**PROBLEM STATEMENT**.
Retype the part of the discussion below on whether physical reality is mathematics that begins at the words "The deeper we" and stops after "these objects is.".

**SELECTED TEXT**.
But from what I’ve read, the deeper you go, the more it’s difficult to find something other than mathematics. When you ask what is a particle you find out it’s probably an excitation of a quantum field. So what is a quantum field if not a mathematical structure? Is there a physical reality to wave function collapse?

Maybe it doesn’t matter. The shut up and calculate crowd doesn’t seem to care.

2 comments

The deeper we go the more objects we find that we can only describe using mathematics, for sure. That’s not the same as them being mathematics though. We don’t know what the essential nature of these objects is.

It is an interesting speculation, but it’s also possible it’s just confusing the map for the terrain.

If mathematics is the only way we know to describe them, then they might be mathematics. That seems like the simplest possible explanation, so that's probably why I suspect it's probably the correct.

It also seems like a comfortable answer to the question about about what's happening every time I cause wave function collapse and split the universe. I'm just creating a new mathematical structure.

What do you mean something other than mathematics? It's just a language problem nothing else. Just because the English language lacks the descriptive power it does not mean those objects are "mathematical", just as a round ball is not "English" in it's nature just because you can describe it's properties and behavior using that language. A quantum field is just that, a field, it exists just as much as a magnetic field exists and that you can observe directly. It is an area of space where a specific "force" you might say has impact on objects that enter that area of space. It's properties are measurable and they produce consequences in the world and it has a precise description using the language of mathematics
> It is an area of space where a specific "force" you might say has impact on objects that enter that area of space.

Aren't you describing a classical field?

As I understand it, a quantum field is essentially varying probabilities (the wavefunction).

> they produce consequences in the world

They don't produce consequences in the world, they are the world. You and I, we're excitations of a quantum field. We're of the wave function. The quantum field encodes all the information that is us.

**DATA SECTION**.
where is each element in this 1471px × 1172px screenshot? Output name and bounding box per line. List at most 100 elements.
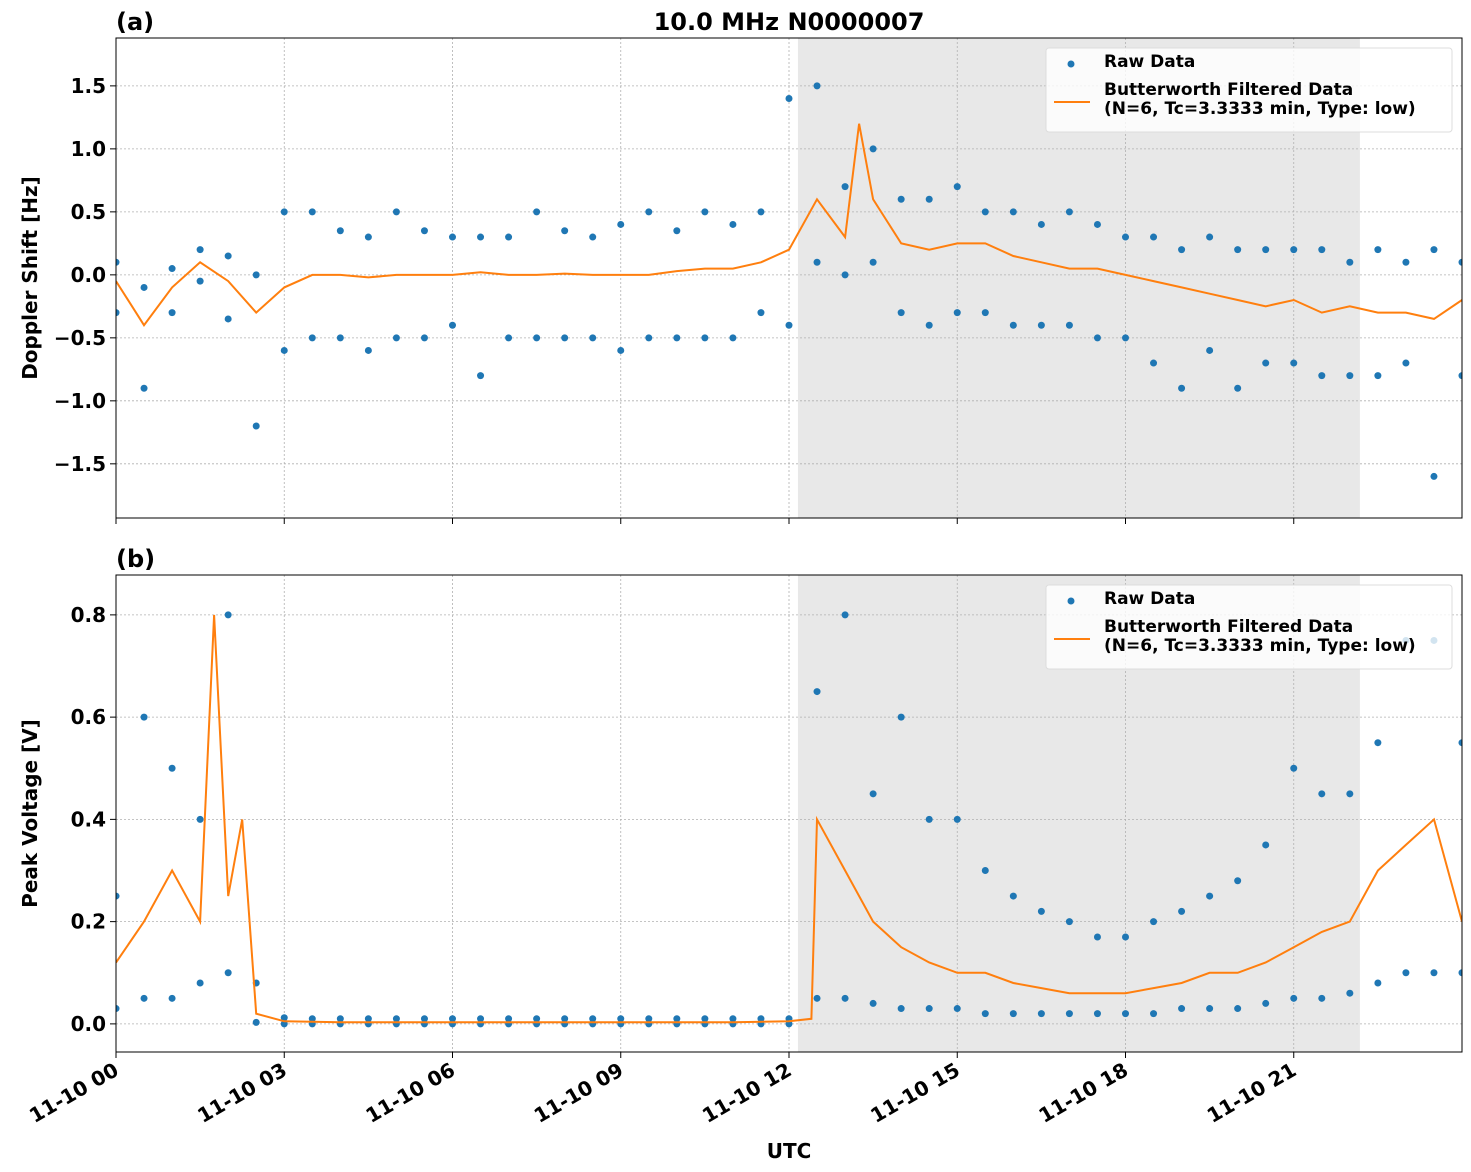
raw-point — [1150, 359, 1158, 367]
filtered-line — [116, 123, 1462, 327]
raw-point — [1009, 208, 1017, 216]
legend-marker — [1067, 60, 1075, 68]
raw-point — [1318, 246, 1326, 254]
raw-point — [813, 82, 821, 90]
raw-point — [813, 994, 821, 1002]
raw-point — [420, 1015, 428, 1023]
raw-point — [1178, 907, 1186, 915]
raw-point — [477, 233, 485, 241]
raw-point — [505, 1015, 513, 1023]
raw-point — [897, 713, 905, 721]
raw-point — [168, 764, 176, 772]
panel-label: (b) — [116, 545, 155, 573]
raw-point — [449, 1015, 456, 1023]
raw-point — [1206, 233, 1214, 241]
legend-entry: Raw Data — [1104, 53, 1196, 72]
raw-point — [561, 1015, 569, 1023]
raw-point — [1206, 892, 1214, 900]
raw-point — [757, 208, 765, 216]
x-axis-label: UTC — [767, 1139, 812, 1163]
y-tick-label: 1.5 — [71, 74, 106, 98]
raw-point — [953, 1005, 961, 1013]
raw-point — [116, 309, 120, 317]
raw-point — [336, 227, 344, 235]
raw-point — [1122, 1010, 1129, 1018]
raw-point — [953, 309, 961, 317]
raw-point — [1234, 384, 1242, 392]
raw-point — [1093, 933, 1101, 941]
raw-point — [729, 220, 737, 228]
raw-point — [392, 334, 400, 342]
raw-point — [1458, 372, 1462, 380]
raw-point — [673, 334, 681, 342]
raw-point — [336, 1015, 344, 1023]
raw-point — [449, 233, 456, 241]
raw-point — [252, 1018, 260, 1026]
raw-point — [1374, 979, 1382, 987]
raw-point — [1178, 1005, 1186, 1013]
raw-point — [1178, 384, 1186, 392]
raw-point — [1458, 969, 1462, 977]
raw-point — [364, 346, 372, 354]
raw-point — [308, 208, 316, 216]
raw-point — [420, 334, 428, 342]
raw-point — [1206, 346, 1214, 354]
x-tick-label: 11-10 06 — [361, 1058, 459, 1128]
raw-point — [673, 227, 681, 235]
raw-point — [1402, 969, 1410, 977]
raw-point — [140, 713, 148, 721]
y-tick-label: −1.5 — [54, 452, 106, 476]
raw-point — [981, 208, 989, 216]
raw-point — [673, 1015, 681, 1023]
raw-point — [364, 233, 372, 241]
raw-point — [392, 1015, 400, 1023]
raw-point — [981, 1010, 989, 1018]
raw-point — [1150, 1010, 1158, 1018]
raw-point — [925, 1005, 933, 1013]
raw-point — [1093, 334, 1101, 342]
raw-point — [505, 233, 513, 241]
raw-point — [1234, 246, 1242, 254]
raw-point — [757, 1015, 765, 1023]
raw-point — [477, 1015, 485, 1023]
raw-point — [1430, 472, 1438, 480]
legend-label: Raw Data — [1104, 53, 1196, 72]
raw-point — [140, 384, 148, 392]
raw-point — [1065, 1010, 1073, 1018]
raw-point — [308, 334, 316, 342]
raw-point — [1093, 220, 1101, 228]
raw-point — [533, 1015, 541, 1023]
raw-point — [252, 271, 260, 279]
y-tick-label: 0.0 — [71, 263, 106, 287]
y-axis-label: Peak Voltage [V] — [18, 719, 42, 908]
raw-point — [953, 183, 961, 191]
raw-point — [841, 611, 849, 619]
raw-point — [364, 1015, 372, 1023]
raw-point — [589, 334, 597, 342]
raw-point — [224, 969, 232, 977]
raw-point — [701, 334, 709, 342]
y-tick-label: 0.2 — [71, 910, 106, 934]
raw-point — [224, 315, 232, 323]
raw-point — [897, 309, 905, 317]
legend-marker — [1067, 597, 1075, 605]
raw-point — [1318, 994, 1326, 1002]
raw-point — [897, 195, 905, 203]
raw-point — [841, 183, 849, 191]
raw-point — [953, 815, 961, 823]
raw-point — [701, 1015, 709, 1023]
raw-point — [477, 372, 485, 380]
raw-point — [1458, 739, 1462, 747]
raw-point — [168, 265, 176, 273]
raw-point — [196, 815, 204, 823]
raw-point — [140, 994, 148, 1002]
raw-point — [925, 195, 933, 203]
raw-point — [1430, 969, 1438, 977]
raw-point — [1206, 1005, 1214, 1013]
raw-point — [1318, 790, 1326, 798]
raw-point — [757, 309, 765, 317]
raw-point — [280, 346, 288, 354]
x-tick-label: 11-10 00 — [25, 1058, 123, 1128]
raw-point — [1122, 933, 1129, 941]
raw-point — [1458, 258, 1462, 266]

**WRITTEN ANSWER**.
The deeper we go the more objects we find that we can only describe using mathematics, for sure. That’s not the same as them being mathematics though. We don’t know what the essential nature of these objects is.